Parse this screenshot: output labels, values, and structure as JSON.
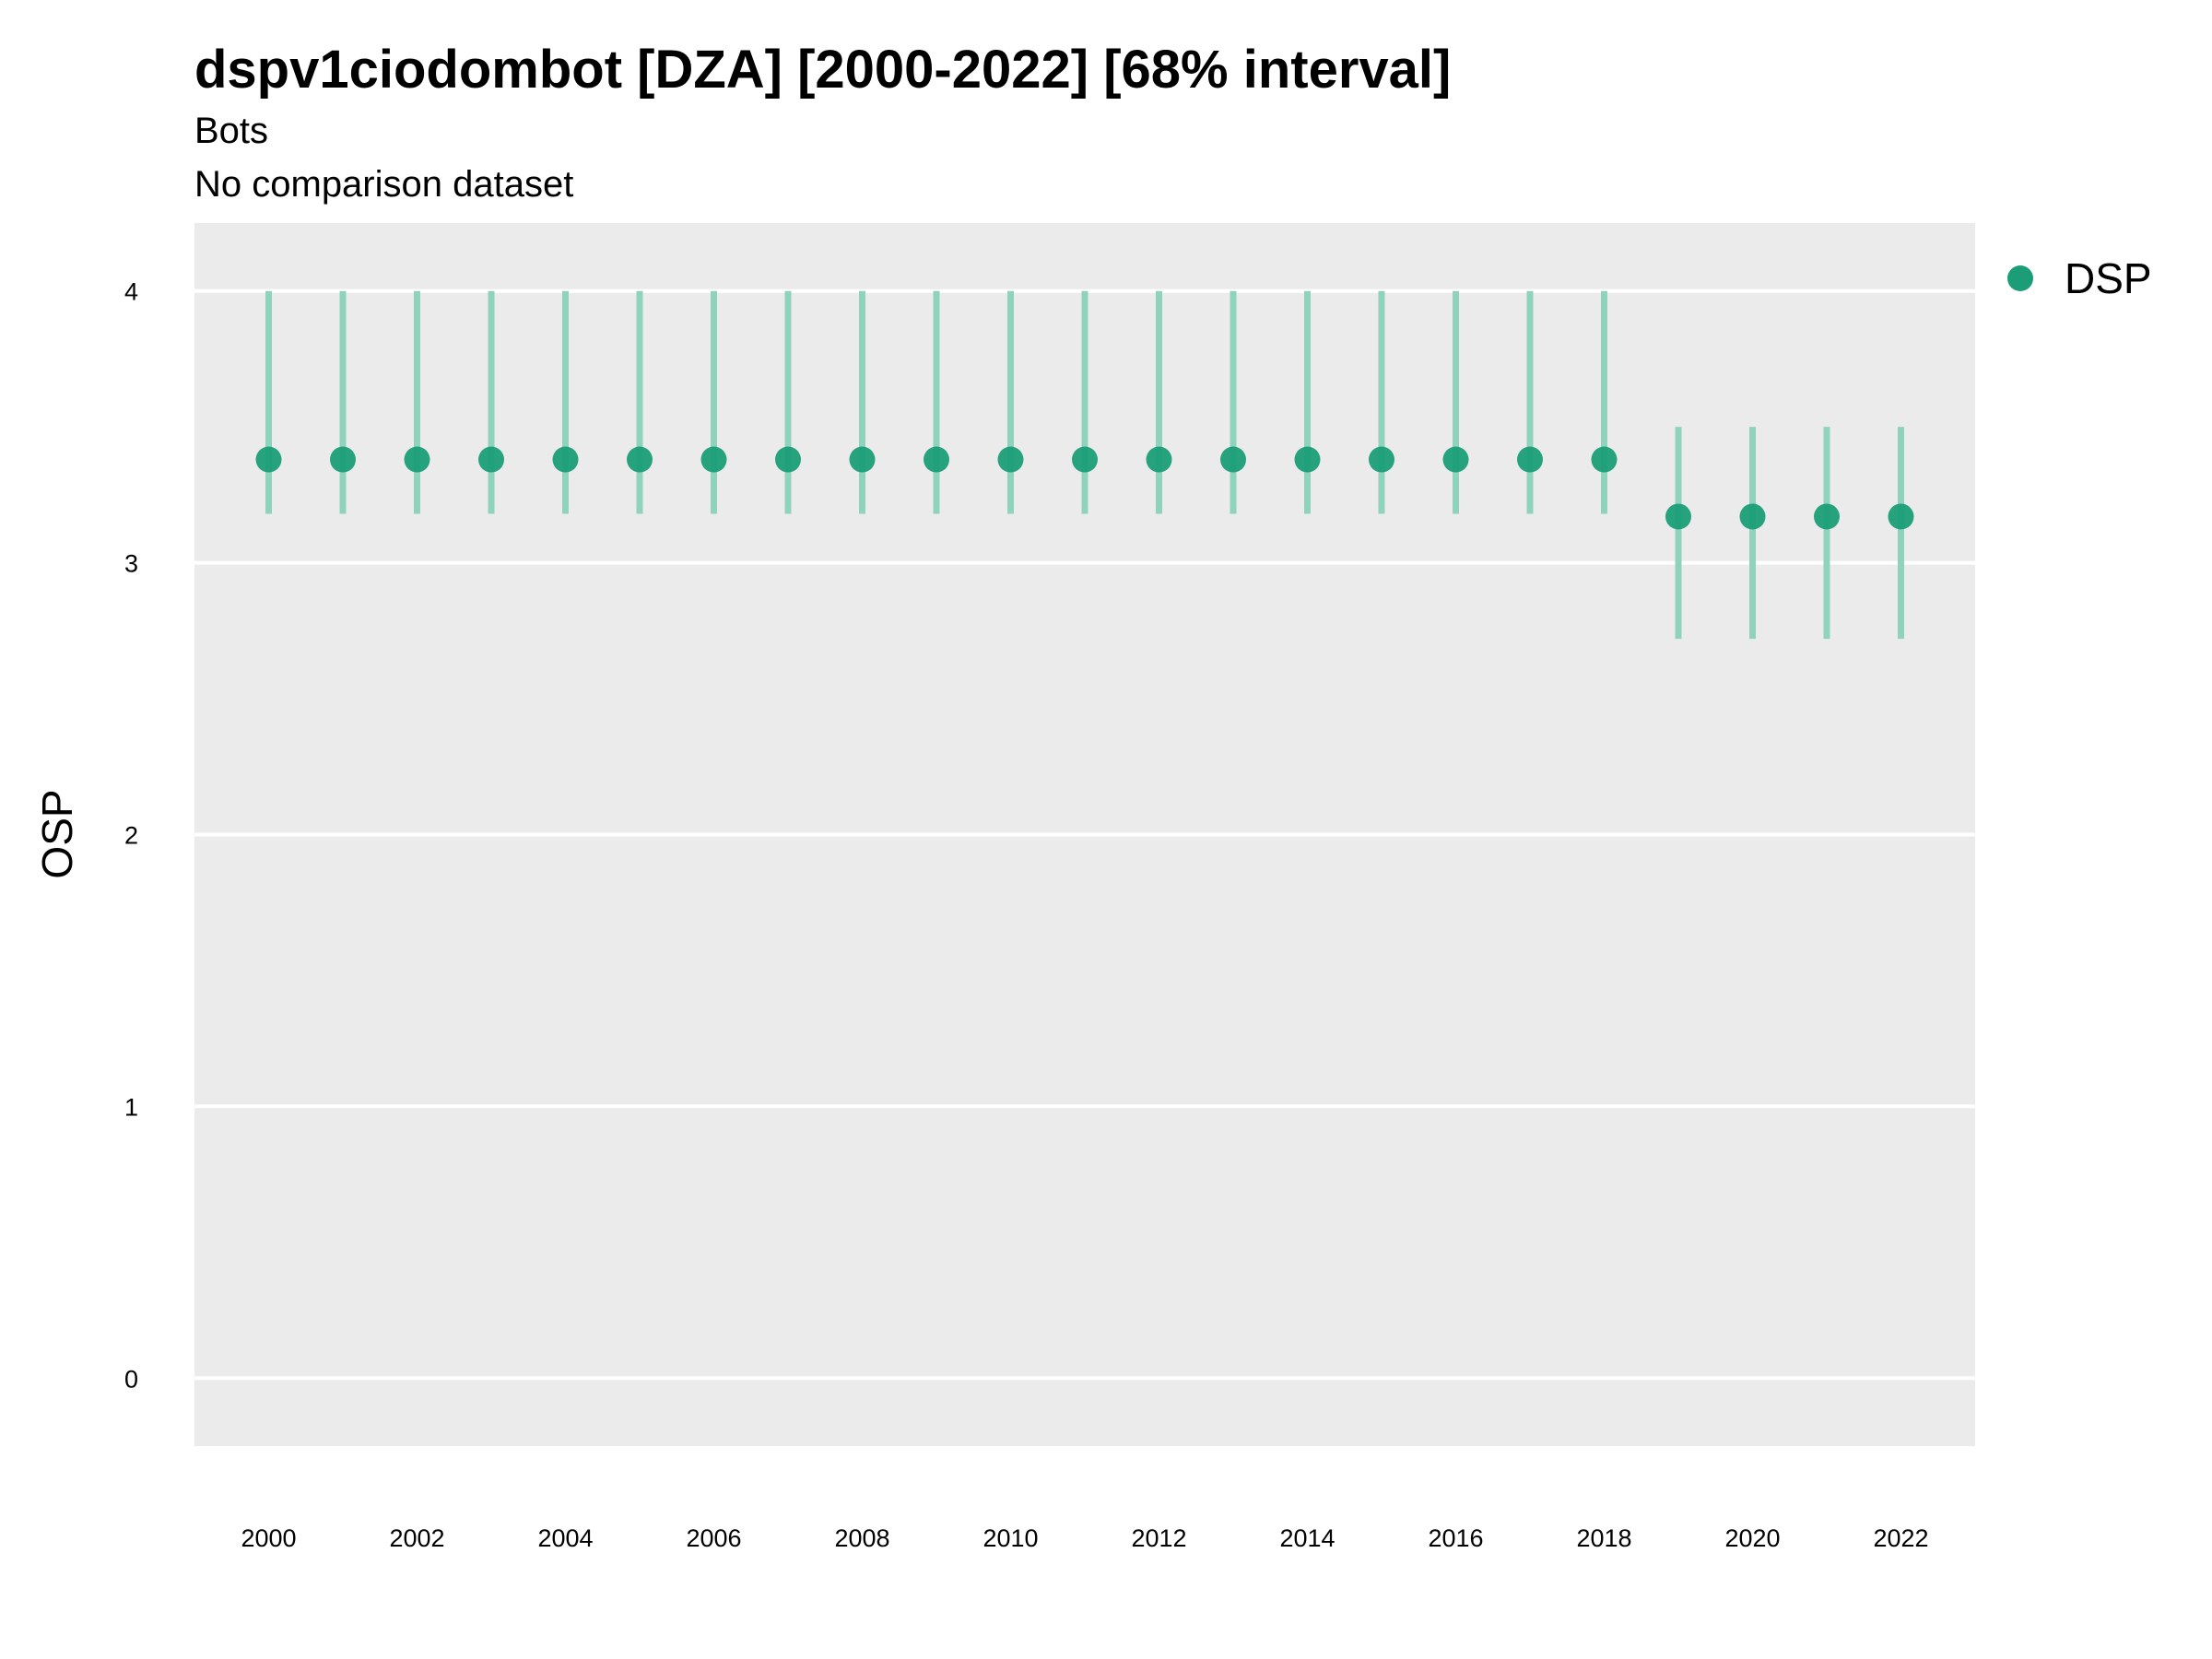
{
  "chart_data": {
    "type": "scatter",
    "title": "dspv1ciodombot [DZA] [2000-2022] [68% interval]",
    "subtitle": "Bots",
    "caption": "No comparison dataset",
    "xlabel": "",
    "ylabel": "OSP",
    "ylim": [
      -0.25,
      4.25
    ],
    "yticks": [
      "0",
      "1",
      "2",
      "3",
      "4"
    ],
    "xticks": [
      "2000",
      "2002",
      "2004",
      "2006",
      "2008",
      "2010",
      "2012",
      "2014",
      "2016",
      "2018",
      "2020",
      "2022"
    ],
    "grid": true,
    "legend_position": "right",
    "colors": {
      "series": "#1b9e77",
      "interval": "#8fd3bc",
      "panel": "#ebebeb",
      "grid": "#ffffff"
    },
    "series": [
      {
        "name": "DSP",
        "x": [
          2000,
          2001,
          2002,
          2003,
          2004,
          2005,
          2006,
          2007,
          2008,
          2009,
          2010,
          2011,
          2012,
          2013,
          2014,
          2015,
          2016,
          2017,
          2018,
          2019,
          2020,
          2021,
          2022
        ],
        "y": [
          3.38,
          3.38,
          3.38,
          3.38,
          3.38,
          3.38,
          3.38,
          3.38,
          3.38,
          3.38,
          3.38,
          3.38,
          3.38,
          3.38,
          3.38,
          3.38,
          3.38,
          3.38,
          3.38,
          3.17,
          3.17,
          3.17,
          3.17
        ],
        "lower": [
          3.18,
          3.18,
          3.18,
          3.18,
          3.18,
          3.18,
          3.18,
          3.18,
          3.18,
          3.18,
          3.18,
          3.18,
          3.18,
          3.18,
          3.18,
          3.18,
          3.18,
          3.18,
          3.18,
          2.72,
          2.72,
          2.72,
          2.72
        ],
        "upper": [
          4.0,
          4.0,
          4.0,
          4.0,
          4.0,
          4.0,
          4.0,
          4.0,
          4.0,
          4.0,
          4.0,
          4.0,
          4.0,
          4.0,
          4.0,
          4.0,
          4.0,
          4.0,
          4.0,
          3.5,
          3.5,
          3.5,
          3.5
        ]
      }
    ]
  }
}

:::::

EXERCISE INSTRUCTIONS:
In the listing above, count each line that holds the string "interval". Give the number only.

EXERCISE RESULT:
2